→ GIVEN REQUEST
Please copy every row below word for word, keeping each character and number unchanged.

Lines of data:
┏━━

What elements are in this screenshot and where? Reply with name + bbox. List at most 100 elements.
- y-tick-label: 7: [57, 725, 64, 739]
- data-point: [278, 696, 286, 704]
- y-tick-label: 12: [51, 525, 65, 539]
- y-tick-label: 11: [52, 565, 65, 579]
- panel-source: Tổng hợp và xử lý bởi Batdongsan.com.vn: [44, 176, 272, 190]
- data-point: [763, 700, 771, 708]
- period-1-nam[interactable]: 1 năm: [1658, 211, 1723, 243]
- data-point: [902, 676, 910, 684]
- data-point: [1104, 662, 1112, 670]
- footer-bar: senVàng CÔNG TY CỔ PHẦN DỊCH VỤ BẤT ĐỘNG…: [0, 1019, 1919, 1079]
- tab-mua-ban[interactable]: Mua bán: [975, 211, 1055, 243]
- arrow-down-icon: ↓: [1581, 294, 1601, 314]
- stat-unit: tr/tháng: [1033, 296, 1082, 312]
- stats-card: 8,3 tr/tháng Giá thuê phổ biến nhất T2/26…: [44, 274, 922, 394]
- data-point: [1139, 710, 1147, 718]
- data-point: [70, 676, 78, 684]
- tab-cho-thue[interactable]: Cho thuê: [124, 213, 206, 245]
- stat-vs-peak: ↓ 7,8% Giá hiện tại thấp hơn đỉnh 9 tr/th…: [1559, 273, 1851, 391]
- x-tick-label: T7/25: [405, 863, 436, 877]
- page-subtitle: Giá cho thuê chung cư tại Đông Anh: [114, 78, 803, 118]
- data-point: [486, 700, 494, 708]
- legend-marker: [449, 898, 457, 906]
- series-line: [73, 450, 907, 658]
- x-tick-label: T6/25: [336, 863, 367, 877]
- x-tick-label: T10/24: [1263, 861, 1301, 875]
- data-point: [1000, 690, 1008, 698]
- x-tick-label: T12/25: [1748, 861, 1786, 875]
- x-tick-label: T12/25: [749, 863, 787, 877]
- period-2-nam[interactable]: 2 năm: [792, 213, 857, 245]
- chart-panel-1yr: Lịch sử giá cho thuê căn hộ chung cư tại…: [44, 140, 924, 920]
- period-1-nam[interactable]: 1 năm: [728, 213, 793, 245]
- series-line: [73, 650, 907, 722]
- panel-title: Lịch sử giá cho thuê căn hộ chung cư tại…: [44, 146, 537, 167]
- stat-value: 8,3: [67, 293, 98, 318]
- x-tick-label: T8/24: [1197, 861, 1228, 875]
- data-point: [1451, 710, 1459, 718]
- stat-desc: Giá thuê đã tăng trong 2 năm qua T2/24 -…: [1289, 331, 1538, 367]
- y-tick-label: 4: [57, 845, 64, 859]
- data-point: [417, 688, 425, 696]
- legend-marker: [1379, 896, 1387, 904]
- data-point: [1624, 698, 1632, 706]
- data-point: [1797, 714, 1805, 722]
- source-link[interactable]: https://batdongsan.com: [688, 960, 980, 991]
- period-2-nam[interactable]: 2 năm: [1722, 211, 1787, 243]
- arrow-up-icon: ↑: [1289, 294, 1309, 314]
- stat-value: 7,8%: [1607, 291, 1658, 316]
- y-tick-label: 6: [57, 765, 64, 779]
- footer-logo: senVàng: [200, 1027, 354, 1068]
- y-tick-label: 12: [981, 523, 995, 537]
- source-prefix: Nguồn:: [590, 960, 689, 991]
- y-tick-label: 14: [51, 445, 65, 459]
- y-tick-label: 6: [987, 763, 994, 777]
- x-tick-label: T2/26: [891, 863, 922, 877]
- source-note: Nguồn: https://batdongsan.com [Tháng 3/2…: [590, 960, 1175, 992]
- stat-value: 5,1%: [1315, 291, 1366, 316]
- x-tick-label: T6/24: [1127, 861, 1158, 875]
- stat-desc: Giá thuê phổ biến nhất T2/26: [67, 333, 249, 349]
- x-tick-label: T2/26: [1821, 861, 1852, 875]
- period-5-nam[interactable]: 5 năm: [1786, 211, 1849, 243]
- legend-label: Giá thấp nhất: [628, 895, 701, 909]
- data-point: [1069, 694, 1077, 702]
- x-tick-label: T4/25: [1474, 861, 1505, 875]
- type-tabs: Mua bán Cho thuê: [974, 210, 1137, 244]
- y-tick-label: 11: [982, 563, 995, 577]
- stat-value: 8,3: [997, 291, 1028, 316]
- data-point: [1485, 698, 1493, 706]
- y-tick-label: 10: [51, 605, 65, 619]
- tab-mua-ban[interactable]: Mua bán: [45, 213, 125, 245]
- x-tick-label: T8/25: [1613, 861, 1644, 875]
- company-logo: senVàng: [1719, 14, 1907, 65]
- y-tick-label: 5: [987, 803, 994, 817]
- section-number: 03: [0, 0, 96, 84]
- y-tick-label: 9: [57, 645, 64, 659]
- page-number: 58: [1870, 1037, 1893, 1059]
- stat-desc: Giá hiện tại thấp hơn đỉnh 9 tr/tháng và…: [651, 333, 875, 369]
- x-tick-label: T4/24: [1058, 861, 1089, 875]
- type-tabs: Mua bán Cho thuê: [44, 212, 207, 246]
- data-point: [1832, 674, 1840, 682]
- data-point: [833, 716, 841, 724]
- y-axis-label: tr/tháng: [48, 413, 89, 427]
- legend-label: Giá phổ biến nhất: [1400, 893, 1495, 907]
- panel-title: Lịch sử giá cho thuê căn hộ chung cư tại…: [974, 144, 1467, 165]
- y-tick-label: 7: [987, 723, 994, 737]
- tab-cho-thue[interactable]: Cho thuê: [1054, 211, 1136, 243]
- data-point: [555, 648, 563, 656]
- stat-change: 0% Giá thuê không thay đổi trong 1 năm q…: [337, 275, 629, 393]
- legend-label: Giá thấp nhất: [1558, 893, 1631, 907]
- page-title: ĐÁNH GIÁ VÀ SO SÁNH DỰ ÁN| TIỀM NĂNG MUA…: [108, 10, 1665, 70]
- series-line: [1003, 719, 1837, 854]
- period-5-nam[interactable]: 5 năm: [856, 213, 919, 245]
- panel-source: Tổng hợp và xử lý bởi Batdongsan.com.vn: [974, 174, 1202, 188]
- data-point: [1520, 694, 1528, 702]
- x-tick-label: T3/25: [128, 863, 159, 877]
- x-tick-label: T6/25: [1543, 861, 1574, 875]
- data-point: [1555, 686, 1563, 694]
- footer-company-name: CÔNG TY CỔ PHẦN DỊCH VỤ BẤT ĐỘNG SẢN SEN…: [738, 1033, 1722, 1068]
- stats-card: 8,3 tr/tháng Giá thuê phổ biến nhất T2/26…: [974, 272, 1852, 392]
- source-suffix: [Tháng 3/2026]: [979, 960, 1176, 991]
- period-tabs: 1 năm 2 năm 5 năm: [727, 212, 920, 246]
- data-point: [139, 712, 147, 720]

┗━━

→ EXERCISE SOLUTION
What elements are in this screenshot and where? Reply with name + bbox. List at most 100 elements.
- y-tick-label: 7: [57, 725, 64, 739]
- data-point: [278, 696, 286, 704]
- y-tick-label: 12: [51, 525, 65, 539]
- y-tick-label: 11: [52, 565, 65, 579]
- panel-source: Tổng hợp và xử lý bởi Batdongsan.com.vn: [44, 176, 272, 190]
- data-point: [763, 700, 771, 708]
- period-1-nam[interactable]: 1 năm: [1658, 211, 1723, 243]
- data-point: [902, 676, 910, 684]
- data-point: [1104, 662, 1112, 670]
- footer-bar: senVàng CÔNG TY CỔ PHẦN DỊCH VỤ BẤT ĐỘNG…: [0, 1019, 1919, 1079]
- tab-mua-ban[interactable]: Mua bán: [975, 211, 1055, 243]
- arrow-down-icon: ↓: [1581, 294, 1601, 314]
- stat-unit: tr/tháng: [1033, 296, 1082, 312]
- stats-card: 8,3 tr/tháng Giá thuê phổ biến nhất T2/26…: [44, 274, 922, 394]
- data-point: [1139, 710, 1147, 718]
- data-point: [70, 676, 78, 684]
- tab-cho-thue[interactable]: Cho thuê: [124, 213, 206, 245]
- stat-vs-peak: ↓ 7,8% Giá hiện tại thấp hơn đỉnh 9 tr/th…: [1559, 273, 1851, 391]
- x-tick-label: T7/25: [405, 863, 436, 877]
- page-subtitle: Giá cho thuê chung cư tại Đông Anh: [114, 78, 803, 118]
- data-point: [486, 700, 494, 708]
- legend-marker: [449, 898, 457, 906]
- series-line: [73, 450, 907, 658]
- x-tick-label: T6/25: [336, 863, 367, 877]
- x-tick-label: T10/24: [1263, 861, 1301, 875]
- data-point: [1000, 690, 1008, 698]
- x-tick-label: T12/25: [1748, 861, 1786, 875]
- x-tick-label: T12/25: [749, 863, 787, 877]
- period-2-nam[interactable]: 2 năm: [792, 213, 857, 245]
- chart-panel-1yr: Lịch sử giá cho thuê căn hộ chung cư tại…: [44, 140, 924, 920]
- period-1-nam[interactable]: 1 năm: [728, 213, 793, 245]
- series-line: [73, 650, 907, 722]
- panel-title: Lịch sử giá cho thuê căn hộ chung cư tại…: [44, 146, 537, 167]
- stat-value: 8,3: [67, 293, 98, 318]
- x-tick-label: T8/24: [1197, 861, 1228, 875]
- data-point: [1451, 710, 1459, 718]
- stat-desc: Giá thuê đã tăng trong 2 năm qua T2/24 -…: [1289, 331, 1538, 367]
- y-tick-label: 4: [57, 845, 64, 859]
- data-point: [417, 688, 425, 696]
- legend-marker: [1379, 896, 1387, 904]
- data-point: [1624, 698, 1632, 706]
- data-point: [1797, 714, 1805, 722]
- source-link[interactable]: https://batdongsan.com: [688, 960, 980, 991]
- period-2-nam[interactable]: 2 năm: [1722, 211, 1787, 243]
- arrow-up-icon: ↑: [1289, 294, 1309, 314]
- stat-value: 7,8%: [1607, 291, 1658, 316]
- y-tick-label: 6: [57, 765, 64, 779]
- footer-logo: senVàng: [200, 1027, 354, 1068]
- y-tick-label: 12: [981, 523, 995, 537]
- source-prefix: Nguồn:: [590, 960, 689, 991]
- y-tick-label: 14: [51, 445, 65, 459]
- y-tick-label: 6: [987, 763, 994, 777]
- x-tick-label: T2/26: [891, 863, 922, 877]
- source-note: Nguồn: https://batdongsan.com [Tháng 3/2…: [590, 960, 1175, 992]
- stat-value: 5,1%: [1315, 291, 1366, 316]
- x-tick-label: T6/24: [1127, 861, 1158, 875]
- stat-desc: Giá thuê phổ biến nhất T2/26: [67, 333, 249, 349]
- x-tick-label: T2/26: [1821, 861, 1852, 875]
- period-5-nam[interactable]: 5 năm: [1786, 211, 1849, 243]
- legend-label: Giá thấp nhất: [628, 895, 701, 909]
- data-point: [1069, 694, 1077, 702]
- x-tick-label: T4/25: [1474, 861, 1505, 875]
- type-tabs: Mua bán Cho thuê: [974, 210, 1137, 244]
- y-tick-label: 11: [982, 563, 995, 577]
- stat-value: 8,3: [997, 291, 1028, 316]
- data-point: [1485, 698, 1493, 706]
- y-tick-label: 10: [51, 605, 65, 619]
- tab-mua-ban[interactable]: Mua bán: [45, 213, 125, 245]
- x-tick-label: T8/25: [1613, 861, 1644, 875]
- company-logo: senVàng: [1719, 14, 1907, 65]
- y-tick-label: 5: [987, 803, 994, 817]
- section-number: 03: [0, 0, 96, 84]
- y-tick-label: 9: [57, 645, 64, 659]
- page-number: 58: [1870, 1037, 1893, 1059]
- stat-desc: Giá hiện tại thấp hơn đỉnh 9 tr/tháng và…: [651, 333, 875, 369]
- x-tick-label: T4/24: [1058, 861, 1089, 875]
- type-tabs: Mua bán Cho thuê: [44, 212, 207, 246]
- data-point: [1832, 674, 1840, 682]
- data-point: [833, 716, 841, 724]
- y-axis-label: tr/tháng: [48, 413, 89, 427]
- legend-label: Giá phổ biến nhất: [1400, 893, 1495, 907]
- panel-title: Lịch sử giá cho thuê căn hộ chung cư tại…: [974, 144, 1467, 165]
- y-tick-label: 7: [987, 723, 994, 737]
- tab-cho-thue[interactable]: Cho thuê: [1054, 211, 1136, 243]
- data-point: [555, 648, 563, 656]
- stat-change: 0% Giá thuê không thay đổi trong 1 năm q…: [337, 275, 629, 393]
- legend-label: Giá thấp nhất: [1558, 893, 1631, 907]
- page-title: ĐÁNH GIÁ VÀ SO SÁNH DỰ ÁN| TIỀM NĂNG MUA…: [108, 10, 1665, 70]
- series-line: [1003, 719, 1837, 854]
- period-5-nam[interactable]: 5 năm: [856, 213, 919, 245]
- panel-source: Tổng hợp và xử lý bởi Batdongsan.com.vn: [974, 174, 1202, 188]
- data-point: [1520, 694, 1528, 702]
- x-tick-label: T3/25: [128, 863, 159, 877]
- x-tick-label: T6/25: [1543, 861, 1574, 875]
- data-point: [1555, 686, 1563, 694]
- footer-company-name: CÔNG TY CỔ PHẦN DỊCH VỤ BẤT ĐỘNG SẢN SEN…: [738, 1033, 1722, 1068]
- stats-card: 8,3 tr/tháng Giá thuê phổ biến nhất T2/26…: [974, 272, 1852, 392]
- source-suffix: [Tháng 3/2026]: [979, 960, 1176, 991]
- period-tabs: 1 năm 2 năm 5 năm: [727, 212, 920, 246]
- data-point: [139, 712, 147, 720]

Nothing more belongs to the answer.